─── Task input ───

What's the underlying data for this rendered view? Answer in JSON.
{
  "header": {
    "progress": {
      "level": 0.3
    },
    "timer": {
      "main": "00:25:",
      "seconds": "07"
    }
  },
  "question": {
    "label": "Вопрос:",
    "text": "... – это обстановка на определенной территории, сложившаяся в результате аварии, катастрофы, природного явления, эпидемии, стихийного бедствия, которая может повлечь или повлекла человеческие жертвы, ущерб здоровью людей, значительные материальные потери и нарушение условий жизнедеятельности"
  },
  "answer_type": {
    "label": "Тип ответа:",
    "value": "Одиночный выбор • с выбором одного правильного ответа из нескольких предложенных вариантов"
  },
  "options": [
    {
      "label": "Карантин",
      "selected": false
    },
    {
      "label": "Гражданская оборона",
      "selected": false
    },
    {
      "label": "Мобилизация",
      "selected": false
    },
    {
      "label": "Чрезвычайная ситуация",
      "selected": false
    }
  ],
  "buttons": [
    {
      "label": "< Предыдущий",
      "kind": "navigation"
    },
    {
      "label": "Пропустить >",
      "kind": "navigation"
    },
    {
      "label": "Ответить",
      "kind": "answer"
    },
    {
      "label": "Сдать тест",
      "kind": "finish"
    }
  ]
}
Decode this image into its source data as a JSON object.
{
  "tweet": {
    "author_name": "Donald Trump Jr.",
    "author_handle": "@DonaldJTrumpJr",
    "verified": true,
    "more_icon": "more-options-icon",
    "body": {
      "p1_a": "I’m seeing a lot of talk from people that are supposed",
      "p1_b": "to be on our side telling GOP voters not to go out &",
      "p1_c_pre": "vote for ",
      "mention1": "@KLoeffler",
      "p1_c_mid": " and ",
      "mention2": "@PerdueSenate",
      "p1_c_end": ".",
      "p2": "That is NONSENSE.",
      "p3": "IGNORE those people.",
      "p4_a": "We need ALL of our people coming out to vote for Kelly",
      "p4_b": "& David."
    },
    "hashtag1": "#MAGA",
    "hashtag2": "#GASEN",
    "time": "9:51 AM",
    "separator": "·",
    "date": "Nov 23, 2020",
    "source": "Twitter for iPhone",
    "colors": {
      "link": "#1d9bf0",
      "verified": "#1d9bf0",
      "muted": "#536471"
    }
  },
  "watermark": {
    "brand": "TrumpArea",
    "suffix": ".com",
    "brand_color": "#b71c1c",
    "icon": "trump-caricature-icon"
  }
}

───

Reproduce, word for word, every line starting at the line that contains "Decode this image" and ending with the final line of the entries.

Decode this image into its source data as a JSON object.
{
  "tweet": {
    "author_name": "Donald Trump Jr.",
    "author_handle": "@DonaldJTrumpJr",
    "verified": true,
    "more_icon": "more-options-icon",
    "body": {
      "p1_a": "I’m seeing a lot of talk from people that are supposed",
      "p1_b": "to be on our side telling GOP voters not to go out &",
      "p1_c_pre": "vote for ",
      "mention1": "@KLoeffler",
      "p1_c_mid": " and ",
      "mention2": "@PerdueSenate",
      "p1_c_end": ".",
      "p2": "That is NONSENSE.",
      "p3": "IGNORE those people.",
      "p4_a": "We need ALL of our people coming out to vote for Kelly",
      "p4_b": "& David."
    },
    "hashtag1": "#MAGA",
    "hashtag2": "#GASEN",
    "time": "9:51 AM",
    "separator": "·",
    "date": "Nov 23, 2020",
    "source": "Twitter for iPhone",
    "colors": {
      "link": "#1d9bf0",
      "verified": "#1d9bf0",
      "muted": "#536471"
    }
  },
  "watermark": {
    "brand": "TrumpArea",
    "suffix": ".com",
    "brand_color": "#b71c1c",
    "icon": "trump-caricature-icon"
  }
}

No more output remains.